━━━━━ Records provided
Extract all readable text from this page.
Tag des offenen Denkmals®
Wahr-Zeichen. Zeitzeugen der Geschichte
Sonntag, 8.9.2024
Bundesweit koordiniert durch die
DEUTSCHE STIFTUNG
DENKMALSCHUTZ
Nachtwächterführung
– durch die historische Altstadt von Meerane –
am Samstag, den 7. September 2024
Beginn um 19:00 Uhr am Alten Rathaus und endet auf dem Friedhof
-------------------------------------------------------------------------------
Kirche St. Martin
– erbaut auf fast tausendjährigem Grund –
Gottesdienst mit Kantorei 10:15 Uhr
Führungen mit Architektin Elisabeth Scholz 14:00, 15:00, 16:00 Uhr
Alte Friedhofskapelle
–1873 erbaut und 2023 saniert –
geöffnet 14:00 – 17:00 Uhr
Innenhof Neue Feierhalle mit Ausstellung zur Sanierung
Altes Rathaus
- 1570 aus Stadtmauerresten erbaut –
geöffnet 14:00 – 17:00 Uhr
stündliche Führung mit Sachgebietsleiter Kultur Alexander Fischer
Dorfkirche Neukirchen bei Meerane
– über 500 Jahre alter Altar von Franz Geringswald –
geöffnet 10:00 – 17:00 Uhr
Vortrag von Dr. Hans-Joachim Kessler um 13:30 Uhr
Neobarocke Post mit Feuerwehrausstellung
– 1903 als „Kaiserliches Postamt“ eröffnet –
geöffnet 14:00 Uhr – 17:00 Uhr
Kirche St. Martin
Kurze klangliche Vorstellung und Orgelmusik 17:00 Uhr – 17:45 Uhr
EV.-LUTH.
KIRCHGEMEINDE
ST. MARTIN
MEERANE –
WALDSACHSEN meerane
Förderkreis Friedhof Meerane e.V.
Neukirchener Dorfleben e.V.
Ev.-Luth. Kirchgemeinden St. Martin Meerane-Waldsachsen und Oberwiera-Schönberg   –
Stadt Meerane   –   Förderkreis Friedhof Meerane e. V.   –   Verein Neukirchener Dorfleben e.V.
━━━━━━━━━━
### Problem description
Find the lines above that contain the word "Neukirchener" and collect them.

### Task output
Neukirchener Dorfleben e.V.
Stadt Meerane   –   Förderkreis Friedhof Meerane e. V.   –   Verein Neukirchener Dorfleben e.V.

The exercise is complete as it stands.